[START OF Provided records]

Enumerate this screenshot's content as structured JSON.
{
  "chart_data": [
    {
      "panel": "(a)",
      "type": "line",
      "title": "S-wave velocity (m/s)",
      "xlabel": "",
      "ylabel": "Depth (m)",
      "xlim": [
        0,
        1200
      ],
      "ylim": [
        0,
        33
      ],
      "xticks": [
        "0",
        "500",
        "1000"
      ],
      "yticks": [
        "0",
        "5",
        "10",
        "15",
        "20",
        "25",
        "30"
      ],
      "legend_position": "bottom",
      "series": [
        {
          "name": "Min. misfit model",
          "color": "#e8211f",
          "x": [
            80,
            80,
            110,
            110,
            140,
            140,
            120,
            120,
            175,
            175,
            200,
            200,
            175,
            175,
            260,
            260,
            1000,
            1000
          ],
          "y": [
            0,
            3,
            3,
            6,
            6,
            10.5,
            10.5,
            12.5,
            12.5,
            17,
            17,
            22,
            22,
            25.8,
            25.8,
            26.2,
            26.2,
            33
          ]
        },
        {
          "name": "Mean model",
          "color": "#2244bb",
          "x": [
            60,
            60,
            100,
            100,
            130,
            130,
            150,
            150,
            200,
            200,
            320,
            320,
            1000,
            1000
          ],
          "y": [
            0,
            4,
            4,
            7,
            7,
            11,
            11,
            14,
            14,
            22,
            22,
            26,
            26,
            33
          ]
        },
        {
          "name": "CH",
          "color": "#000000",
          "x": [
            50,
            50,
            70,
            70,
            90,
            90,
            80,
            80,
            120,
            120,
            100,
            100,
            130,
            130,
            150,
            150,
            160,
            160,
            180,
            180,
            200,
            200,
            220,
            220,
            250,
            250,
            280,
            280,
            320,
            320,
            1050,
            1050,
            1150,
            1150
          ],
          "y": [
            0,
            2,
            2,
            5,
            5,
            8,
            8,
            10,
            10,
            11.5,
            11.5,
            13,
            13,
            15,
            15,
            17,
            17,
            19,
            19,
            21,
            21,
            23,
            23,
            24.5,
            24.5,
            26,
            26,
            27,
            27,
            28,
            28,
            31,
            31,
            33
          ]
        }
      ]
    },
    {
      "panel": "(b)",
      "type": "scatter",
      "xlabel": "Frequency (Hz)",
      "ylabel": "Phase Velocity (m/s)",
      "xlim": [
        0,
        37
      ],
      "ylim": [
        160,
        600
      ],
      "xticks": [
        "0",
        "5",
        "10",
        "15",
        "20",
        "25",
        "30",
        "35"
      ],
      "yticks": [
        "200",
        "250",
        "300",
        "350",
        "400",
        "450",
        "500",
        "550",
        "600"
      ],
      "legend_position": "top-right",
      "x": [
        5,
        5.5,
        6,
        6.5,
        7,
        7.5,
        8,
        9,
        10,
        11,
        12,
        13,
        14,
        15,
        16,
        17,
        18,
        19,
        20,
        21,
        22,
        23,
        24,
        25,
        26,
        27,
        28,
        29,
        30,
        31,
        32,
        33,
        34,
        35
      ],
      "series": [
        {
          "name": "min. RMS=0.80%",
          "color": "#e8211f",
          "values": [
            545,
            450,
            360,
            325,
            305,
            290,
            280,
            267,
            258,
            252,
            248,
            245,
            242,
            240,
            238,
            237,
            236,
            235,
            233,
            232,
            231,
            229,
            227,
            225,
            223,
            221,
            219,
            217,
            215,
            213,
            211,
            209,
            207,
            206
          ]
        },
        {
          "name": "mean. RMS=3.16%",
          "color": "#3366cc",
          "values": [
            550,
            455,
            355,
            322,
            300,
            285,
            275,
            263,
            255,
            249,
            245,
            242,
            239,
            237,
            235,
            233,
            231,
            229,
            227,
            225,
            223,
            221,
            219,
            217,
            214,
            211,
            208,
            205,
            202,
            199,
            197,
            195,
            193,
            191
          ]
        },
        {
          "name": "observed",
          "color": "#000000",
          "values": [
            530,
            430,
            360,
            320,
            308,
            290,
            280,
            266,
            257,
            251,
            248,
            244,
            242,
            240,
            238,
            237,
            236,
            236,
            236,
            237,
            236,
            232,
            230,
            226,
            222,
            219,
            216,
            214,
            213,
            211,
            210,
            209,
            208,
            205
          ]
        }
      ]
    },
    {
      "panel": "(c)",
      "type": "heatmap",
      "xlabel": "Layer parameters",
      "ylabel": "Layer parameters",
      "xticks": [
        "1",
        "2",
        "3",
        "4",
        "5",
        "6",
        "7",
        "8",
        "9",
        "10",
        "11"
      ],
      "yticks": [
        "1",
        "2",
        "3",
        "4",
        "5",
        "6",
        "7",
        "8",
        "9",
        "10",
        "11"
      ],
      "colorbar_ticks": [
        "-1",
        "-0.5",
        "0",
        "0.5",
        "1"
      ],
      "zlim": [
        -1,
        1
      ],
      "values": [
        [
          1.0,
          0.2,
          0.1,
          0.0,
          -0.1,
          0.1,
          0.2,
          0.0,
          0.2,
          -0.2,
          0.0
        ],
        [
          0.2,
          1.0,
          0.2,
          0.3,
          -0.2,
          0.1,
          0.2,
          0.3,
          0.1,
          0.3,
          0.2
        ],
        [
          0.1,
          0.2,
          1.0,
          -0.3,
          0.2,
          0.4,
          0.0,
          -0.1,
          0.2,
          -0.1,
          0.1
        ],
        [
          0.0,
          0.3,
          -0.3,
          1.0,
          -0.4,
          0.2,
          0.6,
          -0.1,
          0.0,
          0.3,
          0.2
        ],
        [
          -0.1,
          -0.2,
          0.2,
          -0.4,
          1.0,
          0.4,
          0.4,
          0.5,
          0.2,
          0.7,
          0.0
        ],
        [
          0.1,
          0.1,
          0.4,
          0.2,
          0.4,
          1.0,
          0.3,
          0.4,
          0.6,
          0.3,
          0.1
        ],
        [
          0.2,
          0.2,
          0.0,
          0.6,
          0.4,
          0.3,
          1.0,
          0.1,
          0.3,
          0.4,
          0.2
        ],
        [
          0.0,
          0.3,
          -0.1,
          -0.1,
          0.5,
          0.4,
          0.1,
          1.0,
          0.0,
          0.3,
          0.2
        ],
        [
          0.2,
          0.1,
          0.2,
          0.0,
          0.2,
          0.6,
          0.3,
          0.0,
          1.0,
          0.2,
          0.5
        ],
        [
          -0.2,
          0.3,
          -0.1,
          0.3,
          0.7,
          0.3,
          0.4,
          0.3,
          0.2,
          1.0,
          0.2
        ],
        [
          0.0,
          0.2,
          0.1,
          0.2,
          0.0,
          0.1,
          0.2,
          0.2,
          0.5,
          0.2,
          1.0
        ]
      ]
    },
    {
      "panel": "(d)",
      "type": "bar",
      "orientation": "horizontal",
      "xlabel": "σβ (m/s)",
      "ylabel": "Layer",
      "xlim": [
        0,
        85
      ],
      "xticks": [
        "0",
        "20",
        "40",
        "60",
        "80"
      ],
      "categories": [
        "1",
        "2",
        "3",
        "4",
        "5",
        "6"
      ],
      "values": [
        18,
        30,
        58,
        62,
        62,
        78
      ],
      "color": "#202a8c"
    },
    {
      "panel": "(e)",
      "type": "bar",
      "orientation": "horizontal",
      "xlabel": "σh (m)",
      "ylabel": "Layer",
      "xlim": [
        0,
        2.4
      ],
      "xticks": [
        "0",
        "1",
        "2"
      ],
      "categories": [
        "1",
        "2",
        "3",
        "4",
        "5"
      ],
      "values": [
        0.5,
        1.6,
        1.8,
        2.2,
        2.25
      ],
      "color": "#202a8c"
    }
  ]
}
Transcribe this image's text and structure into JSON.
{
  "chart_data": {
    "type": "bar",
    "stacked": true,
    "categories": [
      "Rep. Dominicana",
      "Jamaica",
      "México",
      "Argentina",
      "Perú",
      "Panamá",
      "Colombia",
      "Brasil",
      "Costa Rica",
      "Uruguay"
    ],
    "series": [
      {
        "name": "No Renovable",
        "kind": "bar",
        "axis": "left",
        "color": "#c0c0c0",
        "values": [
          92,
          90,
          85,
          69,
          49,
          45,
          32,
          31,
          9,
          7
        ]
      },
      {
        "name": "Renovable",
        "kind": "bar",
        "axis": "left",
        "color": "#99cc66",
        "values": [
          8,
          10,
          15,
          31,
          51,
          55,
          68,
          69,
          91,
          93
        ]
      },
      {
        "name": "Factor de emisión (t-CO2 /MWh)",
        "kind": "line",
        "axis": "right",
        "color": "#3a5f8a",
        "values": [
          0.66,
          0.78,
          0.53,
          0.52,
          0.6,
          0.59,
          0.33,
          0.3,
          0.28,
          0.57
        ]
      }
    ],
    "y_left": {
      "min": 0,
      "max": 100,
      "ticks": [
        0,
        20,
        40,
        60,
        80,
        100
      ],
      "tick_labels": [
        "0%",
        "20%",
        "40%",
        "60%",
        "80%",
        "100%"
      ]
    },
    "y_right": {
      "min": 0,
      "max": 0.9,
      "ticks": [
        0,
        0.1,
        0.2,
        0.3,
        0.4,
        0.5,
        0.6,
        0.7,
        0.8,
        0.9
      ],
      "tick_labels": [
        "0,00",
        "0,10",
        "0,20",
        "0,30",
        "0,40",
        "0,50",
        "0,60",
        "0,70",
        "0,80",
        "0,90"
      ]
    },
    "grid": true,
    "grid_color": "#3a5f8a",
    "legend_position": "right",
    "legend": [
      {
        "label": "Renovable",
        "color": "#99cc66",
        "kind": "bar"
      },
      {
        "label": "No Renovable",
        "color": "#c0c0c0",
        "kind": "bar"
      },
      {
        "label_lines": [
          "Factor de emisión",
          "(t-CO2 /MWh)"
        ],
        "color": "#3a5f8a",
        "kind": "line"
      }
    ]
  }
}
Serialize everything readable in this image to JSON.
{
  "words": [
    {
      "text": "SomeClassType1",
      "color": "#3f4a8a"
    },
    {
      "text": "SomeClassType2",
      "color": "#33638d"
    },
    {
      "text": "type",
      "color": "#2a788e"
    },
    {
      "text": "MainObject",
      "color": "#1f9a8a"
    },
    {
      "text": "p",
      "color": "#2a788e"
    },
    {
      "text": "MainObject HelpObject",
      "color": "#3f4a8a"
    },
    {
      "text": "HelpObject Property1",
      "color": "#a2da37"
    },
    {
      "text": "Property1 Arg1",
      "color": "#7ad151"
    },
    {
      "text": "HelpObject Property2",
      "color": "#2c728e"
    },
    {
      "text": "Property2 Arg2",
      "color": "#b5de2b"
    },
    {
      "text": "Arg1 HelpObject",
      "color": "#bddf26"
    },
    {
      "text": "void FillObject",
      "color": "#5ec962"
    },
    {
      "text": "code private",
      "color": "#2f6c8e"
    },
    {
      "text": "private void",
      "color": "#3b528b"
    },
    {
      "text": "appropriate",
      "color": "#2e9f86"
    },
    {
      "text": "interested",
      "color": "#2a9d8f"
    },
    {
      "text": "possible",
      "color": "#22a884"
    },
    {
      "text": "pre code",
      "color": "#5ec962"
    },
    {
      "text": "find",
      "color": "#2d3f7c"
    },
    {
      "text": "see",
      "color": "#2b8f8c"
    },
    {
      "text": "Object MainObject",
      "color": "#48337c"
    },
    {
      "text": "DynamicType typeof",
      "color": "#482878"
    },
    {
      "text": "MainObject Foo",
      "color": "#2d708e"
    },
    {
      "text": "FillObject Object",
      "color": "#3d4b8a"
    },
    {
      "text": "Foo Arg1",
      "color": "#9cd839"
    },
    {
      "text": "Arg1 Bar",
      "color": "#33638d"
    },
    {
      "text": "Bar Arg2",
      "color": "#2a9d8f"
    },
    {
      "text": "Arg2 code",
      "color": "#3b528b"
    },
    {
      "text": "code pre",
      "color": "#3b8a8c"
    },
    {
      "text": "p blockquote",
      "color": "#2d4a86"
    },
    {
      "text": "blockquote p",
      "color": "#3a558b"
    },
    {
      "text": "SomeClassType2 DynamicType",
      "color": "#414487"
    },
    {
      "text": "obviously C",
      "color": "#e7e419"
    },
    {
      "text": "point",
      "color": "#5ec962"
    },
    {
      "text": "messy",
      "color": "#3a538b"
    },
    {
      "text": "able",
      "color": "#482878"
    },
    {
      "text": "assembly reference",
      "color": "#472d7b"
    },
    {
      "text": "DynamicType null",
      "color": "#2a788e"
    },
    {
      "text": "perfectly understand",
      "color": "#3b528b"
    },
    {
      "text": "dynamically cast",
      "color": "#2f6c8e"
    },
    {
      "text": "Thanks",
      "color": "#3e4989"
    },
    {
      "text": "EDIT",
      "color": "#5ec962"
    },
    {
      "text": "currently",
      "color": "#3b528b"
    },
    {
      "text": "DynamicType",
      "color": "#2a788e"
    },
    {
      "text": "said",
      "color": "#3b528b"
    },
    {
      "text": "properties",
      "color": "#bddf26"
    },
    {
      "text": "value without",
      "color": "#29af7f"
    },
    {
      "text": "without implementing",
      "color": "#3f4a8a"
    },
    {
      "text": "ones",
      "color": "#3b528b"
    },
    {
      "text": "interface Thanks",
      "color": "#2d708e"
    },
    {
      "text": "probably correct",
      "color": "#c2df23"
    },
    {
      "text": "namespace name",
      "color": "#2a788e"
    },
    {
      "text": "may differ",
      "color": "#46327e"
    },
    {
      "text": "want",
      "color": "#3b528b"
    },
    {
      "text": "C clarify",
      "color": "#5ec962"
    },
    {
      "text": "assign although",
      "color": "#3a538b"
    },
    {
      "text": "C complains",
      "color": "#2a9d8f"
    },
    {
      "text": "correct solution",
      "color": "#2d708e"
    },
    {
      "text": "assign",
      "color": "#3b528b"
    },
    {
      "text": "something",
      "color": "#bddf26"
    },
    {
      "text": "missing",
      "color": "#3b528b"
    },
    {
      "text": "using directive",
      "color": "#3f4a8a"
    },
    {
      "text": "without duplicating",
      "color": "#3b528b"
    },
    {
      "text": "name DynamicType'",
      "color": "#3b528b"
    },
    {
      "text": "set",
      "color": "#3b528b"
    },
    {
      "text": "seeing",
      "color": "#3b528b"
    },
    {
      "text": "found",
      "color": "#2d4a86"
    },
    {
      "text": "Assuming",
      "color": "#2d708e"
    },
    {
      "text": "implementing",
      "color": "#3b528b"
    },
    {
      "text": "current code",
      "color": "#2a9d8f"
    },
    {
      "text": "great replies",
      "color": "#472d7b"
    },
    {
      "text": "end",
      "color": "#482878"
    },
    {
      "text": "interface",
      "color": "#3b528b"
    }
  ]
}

[END OF Provided records]

Lines that hold "name" are the ones to copy; find all of them.

          "name": "Min. misfit model",
          "name": "Mean model",
          "name": "CH",
          "name": "min. RMS=0.80%",
          "name": "mean. RMS=3.16%",
          "name": "observed",
        "name": "No Renovable",
        "name": "Renovable",
        "name": "Factor de emisión (t-CO2 /MWh)",
      "text": "namespace name",
      "text": "name DynamicType'",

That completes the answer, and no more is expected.